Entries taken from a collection
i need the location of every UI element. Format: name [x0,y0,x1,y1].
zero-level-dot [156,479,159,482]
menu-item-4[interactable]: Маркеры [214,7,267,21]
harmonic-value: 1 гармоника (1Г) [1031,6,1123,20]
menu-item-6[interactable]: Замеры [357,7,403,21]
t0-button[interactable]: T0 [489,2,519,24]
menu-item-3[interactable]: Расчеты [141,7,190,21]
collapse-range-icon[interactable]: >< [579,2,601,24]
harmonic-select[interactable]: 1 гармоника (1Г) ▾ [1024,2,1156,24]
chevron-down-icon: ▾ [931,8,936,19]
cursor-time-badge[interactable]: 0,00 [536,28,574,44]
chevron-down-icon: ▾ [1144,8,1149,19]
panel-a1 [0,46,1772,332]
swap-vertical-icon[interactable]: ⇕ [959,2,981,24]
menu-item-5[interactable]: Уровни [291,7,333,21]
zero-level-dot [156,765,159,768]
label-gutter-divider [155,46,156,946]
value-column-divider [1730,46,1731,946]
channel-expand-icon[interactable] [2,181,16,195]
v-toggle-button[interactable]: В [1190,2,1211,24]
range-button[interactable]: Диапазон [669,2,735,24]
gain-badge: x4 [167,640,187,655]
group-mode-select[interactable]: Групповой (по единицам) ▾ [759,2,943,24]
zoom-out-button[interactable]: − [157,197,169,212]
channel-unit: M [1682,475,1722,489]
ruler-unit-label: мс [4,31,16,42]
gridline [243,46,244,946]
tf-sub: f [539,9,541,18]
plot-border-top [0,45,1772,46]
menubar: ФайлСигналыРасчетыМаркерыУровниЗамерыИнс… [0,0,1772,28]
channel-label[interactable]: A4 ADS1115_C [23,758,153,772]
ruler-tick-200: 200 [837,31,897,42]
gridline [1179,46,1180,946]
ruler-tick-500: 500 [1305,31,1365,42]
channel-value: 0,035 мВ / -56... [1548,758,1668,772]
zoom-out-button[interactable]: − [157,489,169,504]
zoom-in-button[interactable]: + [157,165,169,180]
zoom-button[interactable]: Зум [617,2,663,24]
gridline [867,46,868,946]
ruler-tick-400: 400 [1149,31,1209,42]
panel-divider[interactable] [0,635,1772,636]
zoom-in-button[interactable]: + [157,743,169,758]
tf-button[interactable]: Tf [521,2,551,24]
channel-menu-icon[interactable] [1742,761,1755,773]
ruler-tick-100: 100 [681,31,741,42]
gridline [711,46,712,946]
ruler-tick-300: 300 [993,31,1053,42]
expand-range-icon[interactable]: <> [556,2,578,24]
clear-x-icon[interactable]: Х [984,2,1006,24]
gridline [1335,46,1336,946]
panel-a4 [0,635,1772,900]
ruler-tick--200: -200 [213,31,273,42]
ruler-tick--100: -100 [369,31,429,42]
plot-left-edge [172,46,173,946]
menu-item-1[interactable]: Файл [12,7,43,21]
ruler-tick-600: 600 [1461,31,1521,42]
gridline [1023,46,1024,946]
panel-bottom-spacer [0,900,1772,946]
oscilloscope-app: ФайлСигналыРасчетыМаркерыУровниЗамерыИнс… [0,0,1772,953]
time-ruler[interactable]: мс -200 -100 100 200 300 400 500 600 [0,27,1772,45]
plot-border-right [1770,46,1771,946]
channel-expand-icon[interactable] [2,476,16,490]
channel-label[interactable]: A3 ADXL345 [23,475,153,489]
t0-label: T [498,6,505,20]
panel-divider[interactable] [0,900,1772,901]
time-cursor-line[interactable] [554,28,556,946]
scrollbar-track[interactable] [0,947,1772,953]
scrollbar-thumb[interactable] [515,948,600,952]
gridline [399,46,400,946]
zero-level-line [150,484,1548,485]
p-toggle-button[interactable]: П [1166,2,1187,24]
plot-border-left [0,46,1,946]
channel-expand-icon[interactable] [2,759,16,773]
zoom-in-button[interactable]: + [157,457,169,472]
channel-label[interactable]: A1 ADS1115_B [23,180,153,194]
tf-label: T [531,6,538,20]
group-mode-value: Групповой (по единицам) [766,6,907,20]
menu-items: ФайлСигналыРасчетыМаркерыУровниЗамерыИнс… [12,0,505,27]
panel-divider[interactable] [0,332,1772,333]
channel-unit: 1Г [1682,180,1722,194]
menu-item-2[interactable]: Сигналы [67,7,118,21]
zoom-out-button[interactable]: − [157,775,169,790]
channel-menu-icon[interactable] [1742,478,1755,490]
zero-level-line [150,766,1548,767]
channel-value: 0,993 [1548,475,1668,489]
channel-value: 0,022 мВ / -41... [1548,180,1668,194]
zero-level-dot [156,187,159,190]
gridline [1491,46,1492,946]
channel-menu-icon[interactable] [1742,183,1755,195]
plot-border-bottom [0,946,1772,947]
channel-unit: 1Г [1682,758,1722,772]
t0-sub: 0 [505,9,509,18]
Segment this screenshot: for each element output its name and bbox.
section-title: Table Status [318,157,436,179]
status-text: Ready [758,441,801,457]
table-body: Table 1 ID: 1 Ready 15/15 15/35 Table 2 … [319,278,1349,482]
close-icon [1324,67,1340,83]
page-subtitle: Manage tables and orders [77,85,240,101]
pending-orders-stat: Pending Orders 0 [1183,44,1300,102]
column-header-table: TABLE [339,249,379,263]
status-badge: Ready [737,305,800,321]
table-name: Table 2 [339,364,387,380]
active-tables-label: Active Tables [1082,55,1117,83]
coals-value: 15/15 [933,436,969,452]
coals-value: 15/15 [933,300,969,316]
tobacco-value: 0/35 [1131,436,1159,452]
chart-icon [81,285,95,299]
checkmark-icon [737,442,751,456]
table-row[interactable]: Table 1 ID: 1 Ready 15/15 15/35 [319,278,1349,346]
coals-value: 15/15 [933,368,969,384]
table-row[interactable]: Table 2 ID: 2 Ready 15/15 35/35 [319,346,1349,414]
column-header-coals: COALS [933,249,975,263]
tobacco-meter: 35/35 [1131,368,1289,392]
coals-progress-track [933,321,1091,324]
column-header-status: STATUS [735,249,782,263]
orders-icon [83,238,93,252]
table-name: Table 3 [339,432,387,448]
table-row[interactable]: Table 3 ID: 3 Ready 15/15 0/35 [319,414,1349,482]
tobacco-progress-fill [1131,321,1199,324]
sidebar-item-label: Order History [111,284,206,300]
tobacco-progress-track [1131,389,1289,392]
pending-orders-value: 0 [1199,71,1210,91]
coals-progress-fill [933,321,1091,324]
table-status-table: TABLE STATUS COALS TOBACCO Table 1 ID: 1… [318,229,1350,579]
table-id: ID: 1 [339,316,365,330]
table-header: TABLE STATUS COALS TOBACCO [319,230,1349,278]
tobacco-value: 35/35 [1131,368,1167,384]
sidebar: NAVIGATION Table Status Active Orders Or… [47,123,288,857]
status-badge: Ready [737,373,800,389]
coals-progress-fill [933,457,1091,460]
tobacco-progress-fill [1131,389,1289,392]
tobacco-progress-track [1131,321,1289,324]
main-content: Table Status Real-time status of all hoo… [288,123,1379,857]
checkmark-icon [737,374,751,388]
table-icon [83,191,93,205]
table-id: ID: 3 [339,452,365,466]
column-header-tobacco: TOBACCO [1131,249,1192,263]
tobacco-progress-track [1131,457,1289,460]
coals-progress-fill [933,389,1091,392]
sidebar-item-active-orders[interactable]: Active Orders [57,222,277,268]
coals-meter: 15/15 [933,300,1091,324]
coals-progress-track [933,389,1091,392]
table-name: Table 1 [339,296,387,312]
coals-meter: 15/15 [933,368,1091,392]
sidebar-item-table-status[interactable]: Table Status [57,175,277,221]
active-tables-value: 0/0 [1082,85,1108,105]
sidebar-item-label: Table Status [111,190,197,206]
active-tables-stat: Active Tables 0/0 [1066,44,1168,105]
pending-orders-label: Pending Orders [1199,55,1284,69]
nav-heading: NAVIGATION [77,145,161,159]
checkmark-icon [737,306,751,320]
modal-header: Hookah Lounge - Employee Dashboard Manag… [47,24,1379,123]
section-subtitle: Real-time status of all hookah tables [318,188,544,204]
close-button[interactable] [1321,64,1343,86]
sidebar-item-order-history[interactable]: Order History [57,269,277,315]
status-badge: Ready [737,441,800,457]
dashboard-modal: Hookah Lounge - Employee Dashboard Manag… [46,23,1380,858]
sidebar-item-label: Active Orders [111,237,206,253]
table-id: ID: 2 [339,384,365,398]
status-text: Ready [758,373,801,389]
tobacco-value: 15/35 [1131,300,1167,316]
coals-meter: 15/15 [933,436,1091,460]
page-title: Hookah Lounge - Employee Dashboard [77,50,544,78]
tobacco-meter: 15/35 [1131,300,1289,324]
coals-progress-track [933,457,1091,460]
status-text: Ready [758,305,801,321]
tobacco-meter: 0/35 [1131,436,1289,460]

Task
Substitute "baseline-dot" for "zero-level-dot" in the records from the first line through the line that contains "t0-button[interactable]: T0 [489,2,519,24]", and give those lines again with all else unchanged.

Full output
i need the location of every UI element. Format: name [x0,y0,x1,y1].
baseline-dot [156,479,159,482]
menu-item-4[interactable]: Маркеры [214,7,267,21]
harmonic-value: 1 гармоника (1Г) [1031,6,1123,20]
menu-item-6[interactable]: Замеры [357,7,403,21]
t0-button[interactable]: T0 [489,2,519,24]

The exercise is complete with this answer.